The entries below should be transcribed in their entirety, exactly as written.
--- MATERIAL TO PROCESS ---
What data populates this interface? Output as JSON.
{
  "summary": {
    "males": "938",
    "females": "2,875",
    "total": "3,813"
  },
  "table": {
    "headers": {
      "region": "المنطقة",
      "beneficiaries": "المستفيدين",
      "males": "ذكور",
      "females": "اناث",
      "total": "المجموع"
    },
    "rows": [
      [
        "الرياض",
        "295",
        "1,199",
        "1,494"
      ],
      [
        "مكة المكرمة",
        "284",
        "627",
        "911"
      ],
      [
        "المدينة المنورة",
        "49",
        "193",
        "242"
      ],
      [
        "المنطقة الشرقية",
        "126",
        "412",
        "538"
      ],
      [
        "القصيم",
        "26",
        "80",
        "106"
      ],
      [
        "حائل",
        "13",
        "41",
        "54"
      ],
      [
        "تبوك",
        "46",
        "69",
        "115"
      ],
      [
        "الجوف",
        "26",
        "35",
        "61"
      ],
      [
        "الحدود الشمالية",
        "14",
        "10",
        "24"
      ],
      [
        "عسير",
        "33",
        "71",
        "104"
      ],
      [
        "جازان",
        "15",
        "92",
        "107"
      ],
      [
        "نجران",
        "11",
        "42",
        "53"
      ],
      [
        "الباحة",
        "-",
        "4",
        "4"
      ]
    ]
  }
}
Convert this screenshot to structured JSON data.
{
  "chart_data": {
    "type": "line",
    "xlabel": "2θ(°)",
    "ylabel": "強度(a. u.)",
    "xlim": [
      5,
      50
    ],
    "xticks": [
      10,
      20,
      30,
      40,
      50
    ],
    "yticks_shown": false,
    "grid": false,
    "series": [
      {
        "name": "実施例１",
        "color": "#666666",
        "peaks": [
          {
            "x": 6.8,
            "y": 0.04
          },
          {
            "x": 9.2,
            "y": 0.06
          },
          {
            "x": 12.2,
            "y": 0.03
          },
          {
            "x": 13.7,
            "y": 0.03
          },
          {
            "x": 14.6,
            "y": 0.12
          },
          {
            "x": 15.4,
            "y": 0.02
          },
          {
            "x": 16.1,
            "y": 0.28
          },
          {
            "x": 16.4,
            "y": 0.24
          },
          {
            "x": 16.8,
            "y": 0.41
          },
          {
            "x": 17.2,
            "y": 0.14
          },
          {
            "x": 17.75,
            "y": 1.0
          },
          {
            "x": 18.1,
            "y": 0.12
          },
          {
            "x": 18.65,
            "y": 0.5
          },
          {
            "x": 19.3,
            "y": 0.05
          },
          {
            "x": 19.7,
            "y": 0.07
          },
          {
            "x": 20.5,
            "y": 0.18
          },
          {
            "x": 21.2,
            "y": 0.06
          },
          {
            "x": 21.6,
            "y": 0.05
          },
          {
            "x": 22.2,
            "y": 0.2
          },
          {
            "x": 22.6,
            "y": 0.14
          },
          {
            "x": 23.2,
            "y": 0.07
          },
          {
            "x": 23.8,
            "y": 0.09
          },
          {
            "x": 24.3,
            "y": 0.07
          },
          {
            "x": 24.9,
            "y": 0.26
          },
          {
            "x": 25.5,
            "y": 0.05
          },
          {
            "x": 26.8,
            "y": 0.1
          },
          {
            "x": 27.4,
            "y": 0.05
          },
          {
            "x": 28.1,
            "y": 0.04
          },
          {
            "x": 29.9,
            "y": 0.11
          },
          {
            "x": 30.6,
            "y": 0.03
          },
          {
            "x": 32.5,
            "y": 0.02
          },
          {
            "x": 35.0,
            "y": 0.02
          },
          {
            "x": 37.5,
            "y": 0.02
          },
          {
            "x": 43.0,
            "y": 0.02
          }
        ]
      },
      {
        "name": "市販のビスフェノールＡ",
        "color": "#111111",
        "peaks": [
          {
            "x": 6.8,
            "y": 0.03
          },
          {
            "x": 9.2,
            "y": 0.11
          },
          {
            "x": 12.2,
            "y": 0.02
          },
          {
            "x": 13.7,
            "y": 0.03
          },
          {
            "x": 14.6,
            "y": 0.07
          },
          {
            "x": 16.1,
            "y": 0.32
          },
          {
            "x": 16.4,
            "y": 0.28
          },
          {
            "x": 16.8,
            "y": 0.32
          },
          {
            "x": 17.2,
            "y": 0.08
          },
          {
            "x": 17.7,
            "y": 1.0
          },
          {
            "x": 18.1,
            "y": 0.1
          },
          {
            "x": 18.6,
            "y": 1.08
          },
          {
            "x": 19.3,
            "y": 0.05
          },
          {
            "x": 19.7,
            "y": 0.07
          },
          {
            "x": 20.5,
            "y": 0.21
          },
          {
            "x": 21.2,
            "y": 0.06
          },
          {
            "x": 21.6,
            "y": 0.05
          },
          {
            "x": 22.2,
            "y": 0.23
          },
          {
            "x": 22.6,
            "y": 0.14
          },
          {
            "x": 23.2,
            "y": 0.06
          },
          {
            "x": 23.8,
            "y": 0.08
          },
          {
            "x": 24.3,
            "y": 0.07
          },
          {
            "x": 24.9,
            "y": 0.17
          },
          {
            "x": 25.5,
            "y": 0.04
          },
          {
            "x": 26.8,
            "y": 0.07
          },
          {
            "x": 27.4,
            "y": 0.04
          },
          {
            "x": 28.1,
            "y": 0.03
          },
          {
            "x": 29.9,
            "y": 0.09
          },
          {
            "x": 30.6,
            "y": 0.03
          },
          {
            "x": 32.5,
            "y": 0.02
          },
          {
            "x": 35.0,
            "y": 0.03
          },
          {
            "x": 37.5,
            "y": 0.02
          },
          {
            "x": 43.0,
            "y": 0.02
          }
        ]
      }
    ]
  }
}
---
### RESPONSE BELOW
What data populates this interface? Output as JSON.
{
  "summary": {
    "males": "938",
    "females": "2,875",
    "total": "3,813"
  },
  "table": {
    "headers": {
      "region": "المنطقة",
      "beneficiaries": "المستفيدين",
      "males": "ذكور",
      "females": "اناث",
      "total": "المجموع"
    },
    "rows": [
      [
        "الرياض",
        "295",
        "1,199",
        "1,494"
      ],
      [
        "مكة المكرمة",
        "284",
        "627",
        "911"
      ],
      [
        "المدينة المنورة",
        "49",
        "193",
        "242"
      ],
      [
        "المنطقة الشرقية",
        "126",
        "412",
        "538"
      ],
      [
        "القصيم",
        "26",
        "80",
        "106"
      ],
      [
        "حائل",
        "13",
        "41",
        "54"
      ],
      [
        "تبوك",
        "46",
        "69",
        "115"
      ],
      [
        "الجوف",
        "26",
        "35",
        "61"
      ],
      [
        "الحدود الشمالية",
        "14",
        "10",
        "24"
      ],
      [
        "عسير",
        "33",
        "71",
        "104"
      ],
      [
        "جازان",
        "15",
        "92",
        "107"
      ],
      [
        "نجران",
        "11",
        "42",
        "53"
      ],
      [
        "الباحة",
        "-",
        "4",
        "4"
      ]
    ]
  }
}
Convert this screenshot to structured JSON data.
{
  "chart_data": {
    "type": "line",
    "xlabel": "2θ(°)",
    "ylabel": "強度(a. u.)",
    "xlim": [
      5,
      50
    ],
    "xticks": [
      10,
      20,
      30,
      40,
      50
    ],
    "yticks_shown": false,
    "grid": false,
    "series": [
      {
        "name": "実施例１",
        "color": "#666666",
        "peaks": [
          {
            "x": 6.8,
            "y": 0.04
          },
          {
            "x": 9.2,
            "y": 0.06
          },
          {
            "x": 12.2,
            "y": 0.03
          },
          {
            "x": 13.7,
            "y": 0.03
          },
          {
            "x": 14.6,
            "y": 0.12
          },
          {
            "x": 15.4,
            "y": 0.02
          },
          {
            "x": 16.1,
            "y": 0.28
          },
          {
            "x": 16.4,
            "y": 0.24
          },
          {
            "x": 16.8,
            "y": 0.41
          },
          {
            "x": 17.2,
            "y": 0.14
          },
          {
            "x": 17.75,
            "y": 1.0
          },
          {
            "x": 18.1,
            "y": 0.12
          },
          {
            "x": 18.65,
            "y": 0.5
          },
          {
            "x": 19.3,
            "y": 0.05
          },
          {
            "x": 19.7,
            "y": 0.07
          },
          {
            "x": 20.5,
            "y": 0.18
          },
          {
            "x": 21.2,
            "y": 0.06
          },
          {
            "x": 21.6,
            "y": 0.05
          },
          {
            "x": 22.2,
            "y": 0.2
          },
          {
            "x": 22.6,
            "y": 0.14
          },
          {
            "x": 23.2,
            "y": 0.07
          },
          {
            "x": 23.8,
            "y": 0.09
          },
          {
            "x": 24.3,
            "y": 0.07
          },
          {
            "x": 24.9,
            "y": 0.26
          },
          {
            "x": 25.5,
            "y": 0.05
          },
          {
            "x": 26.8,
            "y": 0.1
          },
          {
            "x": 27.4,
            "y": 0.05
          },
          {
            "x": 28.1,
            "y": 0.04
          },
          {
            "x": 29.9,
            "y": 0.11
          },
          {
            "x": 30.6,
            "y": 0.03
          },
          {
            "x": 32.5,
            "y": 0.02
          },
          {
            "x": 35.0,
            "y": 0.02
          },
          {
            "x": 37.5,
            "y": 0.02
          },
          {
            "x": 43.0,
            "y": 0.02
          }
        ]
      },
      {
        "name": "市販のビスフェノールＡ",
        "color": "#111111",
        "peaks": [
          {
            "x": 6.8,
            "y": 0.03
          },
          {
            "x": 9.2,
            "y": 0.11
          },
          {
            "x": 12.2,
            "y": 0.02
          },
          {
            "x": 13.7,
            "y": 0.03
          },
          {
            "x": 14.6,
            "y": 0.07
          },
          {
            "x": 16.1,
            "y": 0.32
          },
          {
            "x": 16.4,
            "y": 0.28
          },
          {
            "x": 16.8,
            "y": 0.32
          },
          {
            "x": 17.2,
            "y": 0.08
          },
          {
            "x": 17.7,
            "y": 1.0
          },
          {
            "x": 18.1,
            "y": 0.1
          },
          {
            "x": 18.6,
            "y": 1.08
          },
          {
            "x": 19.3,
            "y": 0.05
          },
          {
            "x": 19.7,
            "y": 0.07
          },
          {
            "x": 20.5,
            "y": 0.21
          },
          {
            "x": 21.2,
            "y": 0.06
          },
          {
            "x": 21.6,
            "y": 0.05
          },
          {
            "x": 22.2,
            "y": 0.23
          },
          {
            "x": 22.6,
            "y": 0.14
          },
          {
            "x": 23.2,
            "y": 0.06
          },
          {
            "x": 23.8,
            "y": 0.08
          },
          {
            "x": 24.3,
            "y": 0.07
          },
          {
            "x": 24.9,
            "y": 0.17
          },
          {
            "x": 25.5,
            "y": 0.04
          },
          {
            "x": 26.8,
            "y": 0.07
          },
          {
            "x": 27.4,
            "y": 0.04
          },
          {
            "x": 28.1,
            "y": 0.03
          },
          {
            "x": 29.9,
            "y": 0.09
          },
          {
            "x": 30.6,
            "y": 0.03
          },
          {
            "x": 32.5,
            "y": 0.02
          },
          {
            "x": 35.0,
            "y": 0.03
          },
          {
            "x": 37.5,
            "y": 0.02
          },
          {
            "x": 43.0,
            "y": 0.02
          }
        ]
      }
    ]
  }
}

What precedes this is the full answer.